### What is being asked
Repeat the material verbatim. Images are excluded from the copy.

### Records provided
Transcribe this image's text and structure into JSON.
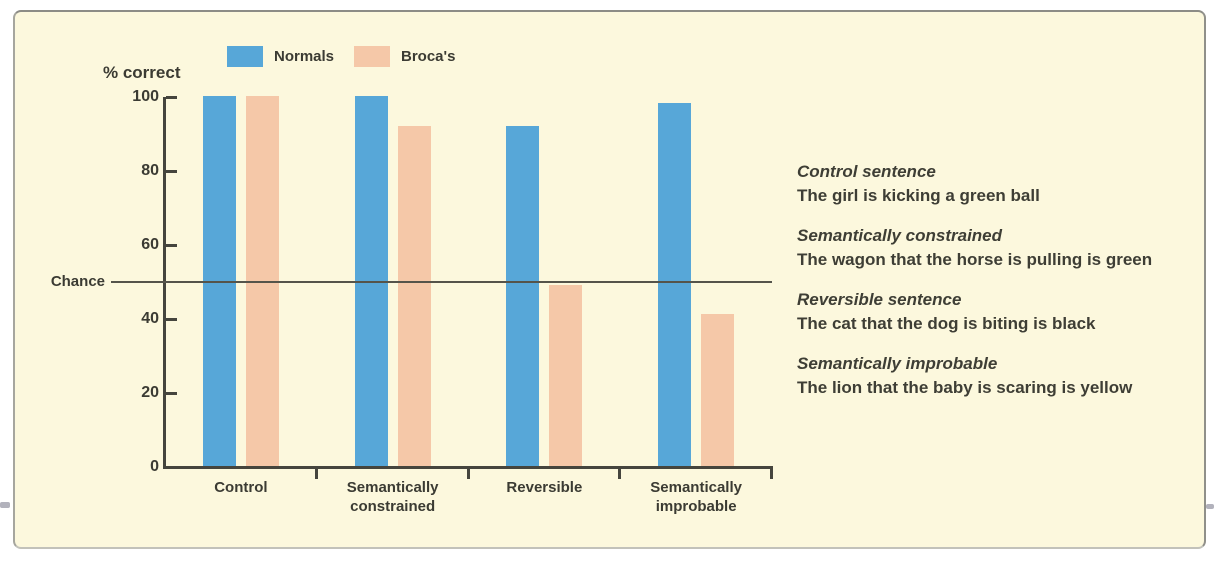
{
  "figure": {
    "background_color": "#fcf8dd",
    "border_color": "#a6a69e"
  },
  "chart_data": {
    "type": "bar",
    "title": "",
    "y_axis_label": "% correct",
    "xlabel": "",
    "ylabel": "% correct",
    "categories": [
      "Control",
      "Semantically\nconstrained",
      "Reversible",
      "Semantically\nimprobable"
    ],
    "series": [
      {
        "name": "Normals",
        "color": "#57a7d8",
        "values": [
          100,
          100,
          92,
          98
        ]
      },
      {
        "name": "Broca's",
        "color": "#f5c8a8",
        "values": [
          100,
          92,
          49,
          41
        ]
      }
    ],
    "ylim": [
      0,
      100
    ],
    "yticks": [
      100,
      80,
      60,
      40,
      20,
      0
    ],
    "reference_line": {
      "label": "Chance",
      "value": 50
    },
    "legend_position": "top",
    "grid": false
  },
  "annotations": [
    {
      "heading": "Control sentence",
      "sentence": "The girl is kicking a green ball"
    },
    {
      "heading": "Semantically constrained",
      "sentence": "The wagon that the horse is pulling is green"
    },
    {
      "heading": "Reversible sentence",
      "sentence": "The cat that the dog is biting is black"
    },
    {
      "heading": "Semantically improbable",
      "sentence": "The lion that the baby is scaring is yellow"
    }
  ]
}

### Correct answer
Transcribe this image's text and structure into JSON.
{
  "figure": {
    "background_color": "#fcf8dd",
    "border_color": "#a6a69e"
  },
  "chart_data": {
    "type": "bar",
    "title": "",
    "y_axis_label": "% correct",
    "xlabel": "",
    "ylabel": "% correct",
    "categories": [
      "Control",
      "Semantically\nconstrained",
      "Reversible",
      "Semantically\nimprobable"
    ],
    "series": [
      {
        "name": "Normals",
        "color": "#57a7d8",
        "values": [
          100,
          100,
          92,
          98
        ]
      },
      {
        "name": "Broca's",
        "color": "#f5c8a8",
        "values": [
          100,
          92,
          49,
          41
        ]
      }
    ],
    "ylim": [
      0,
      100
    ],
    "yticks": [
      100,
      80,
      60,
      40,
      20,
      0
    ],
    "reference_line": {
      "label": "Chance",
      "value": 50
    },
    "legend_position": "top",
    "grid": false
  },
  "annotations": [
    {
      "heading": "Control sentence",
      "sentence": "The girl is kicking a green ball"
    },
    {
      "heading": "Semantically constrained",
      "sentence": "The wagon that the horse is pulling is green"
    },
    {
      "heading": "Reversible sentence",
      "sentence": "The cat that the dog is biting is black"
    },
    {
      "heading": "Semantically improbable",
      "sentence": "The lion that the baby is scaring is yellow"
    }
  ]
}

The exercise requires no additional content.